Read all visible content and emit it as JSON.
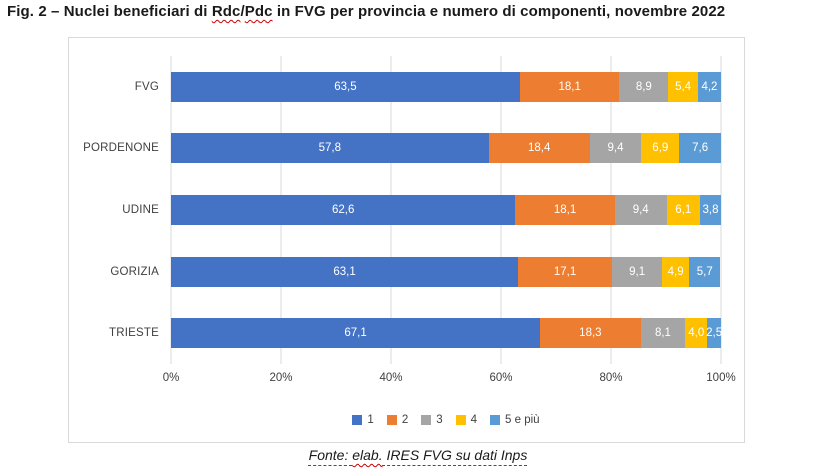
{
  "title": {
    "parts": [
      {
        "text": "Fig. 2 – Nuclei beneficiari di ",
        "style": "plain"
      },
      {
        "text": "Rdc",
        "style": "spellcheck"
      },
      {
        "text": "/",
        "style": "plain"
      },
      {
        "text": "Pdc",
        "style": "spellcheck"
      },
      {
        "text": " in FVG per provincia e numero di componenti, novembre 2022",
        "style": "plain"
      }
    ]
  },
  "chart_data": {
    "type": "bar",
    "orientation": "horizontal",
    "stacked": true,
    "unit": "%",
    "categories": [
      "FVG",
      "PORDENONE",
      "UDINE",
      "GORIZIA",
      "TRIESTE"
    ],
    "series": [
      {
        "name": "1",
        "color": "#4472C4",
        "values": [
          63.5,
          57.8,
          62.6,
          63.1,
          67.1
        ],
        "labels": [
          "63,5",
          "57,8",
          "62,6",
          "63,1",
          "67,1"
        ]
      },
      {
        "name": "2",
        "color": "#ED7D31",
        "values": [
          18.1,
          18.4,
          18.1,
          17.1,
          18.3
        ],
        "labels": [
          "18,1",
          "18,4",
          "18,1",
          "17,1",
          "18,3"
        ]
      },
      {
        "name": "3",
        "color": "#A5A5A5",
        "values": [
          8.9,
          9.4,
          9.4,
          9.1,
          8.1
        ],
        "labels": [
          "8,9",
          "9,4",
          "9,4",
          "9,1",
          "8,1"
        ]
      },
      {
        "name": "4",
        "color": "#FFC000",
        "values": [
          5.4,
          6.9,
          6.1,
          4.9,
          4.0
        ],
        "labels": [
          "5,4",
          "6,9",
          "6,1",
          "4,9",
          "4,0"
        ]
      },
      {
        "name": "5 e più",
        "color": "#5B9BD5",
        "values": [
          4.2,
          7.6,
          3.8,
          5.7,
          2.5
        ],
        "labels": [
          "4,2",
          "7,6",
          "3,8",
          "5,7",
          "2,5"
        ]
      }
    ],
    "x_ticks": [
      "0%",
      "20%",
      "40%",
      "60%",
      "80%",
      "100%"
    ],
    "xlim": [
      0,
      100
    ],
    "grid": "vertical",
    "legend_position": "bottom",
    "data_label_color": "#ffffff",
    "gridline_color": "#d9d9d9",
    "frame_color": "#d9d9d9"
  },
  "footer": {
    "parts": [
      {
        "text": "Fonte: ",
        "style": "dashed"
      },
      {
        "text": "elab.",
        "style": "spellcheck"
      },
      {
        "text": " IRES FVG su dati Inps",
        "style": "dashed"
      }
    ]
  }
}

▶ TASK GOAL
Transcribe all of the material exactly, leaving out whatever pictures it contains.

▶ WRITTEN RESPONSE
Read all visible content and emit it as JSON.
{
  "title": {
    "parts": [
      {
        "text": "Fig. 2 – Nuclei beneficiari di ",
        "style": "plain"
      },
      {
        "text": "Rdc",
        "style": "spellcheck"
      },
      {
        "text": "/",
        "style": "plain"
      },
      {
        "text": "Pdc",
        "style": "spellcheck"
      },
      {
        "text": " in FVG per provincia e numero di componenti, novembre 2022",
        "style": "plain"
      }
    ]
  },
  "chart_data": {
    "type": "bar",
    "orientation": "horizontal",
    "stacked": true,
    "unit": "%",
    "categories": [
      "FVG",
      "PORDENONE",
      "UDINE",
      "GORIZIA",
      "TRIESTE"
    ],
    "series": [
      {
        "name": "1",
        "color": "#4472C4",
        "values": [
          63.5,
          57.8,
          62.6,
          63.1,
          67.1
        ],
        "labels": [
          "63,5",
          "57,8",
          "62,6",
          "63,1",
          "67,1"
        ]
      },
      {
        "name": "2",
        "color": "#ED7D31",
        "values": [
          18.1,
          18.4,
          18.1,
          17.1,
          18.3
        ],
        "labels": [
          "18,1",
          "18,4",
          "18,1",
          "17,1",
          "18,3"
        ]
      },
      {
        "name": "3",
        "color": "#A5A5A5",
        "values": [
          8.9,
          9.4,
          9.4,
          9.1,
          8.1
        ],
        "labels": [
          "8,9",
          "9,4",
          "9,4",
          "9,1",
          "8,1"
        ]
      },
      {
        "name": "4",
        "color": "#FFC000",
        "values": [
          5.4,
          6.9,
          6.1,
          4.9,
          4.0
        ],
        "labels": [
          "5,4",
          "6,9",
          "6,1",
          "4,9",
          "4,0"
        ]
      },
      {
        "name": "5 e più",
        "color": "#5B9BD5",
        "values": [
          4.2,
          7.6,
          3.8,
          5.7,
          2.5
        ],
        "labels": [
          "4,2",
          "7,6",
          "3,8",
          "5,7",
          "2,5"
        ]
      }
    ],
    "x_ticks": [
      "0%",
      "20%",
      "40%",
      "60%",
      "80%",
      "100%"
    ],
    "xlim": [
      0,
      100
    ],
    "grid": "vertical",
    "legend_position": "bottom",
    "data_label_color": "#ffffff",
    "gridline_color": "#d9d9d9",
    "frame_color": "#d9d9d9"
  },
  "footer": {
    "parts": [
      {
        "text": "Fonte: ",
        "style": "dashed"
      },
      {
        "text": "elab.",
        "style": "spellcheck"
      },
      {
        "text": " IRES FVG su dati Inps",
        "style": "dashed"
      }
    ]
  }
}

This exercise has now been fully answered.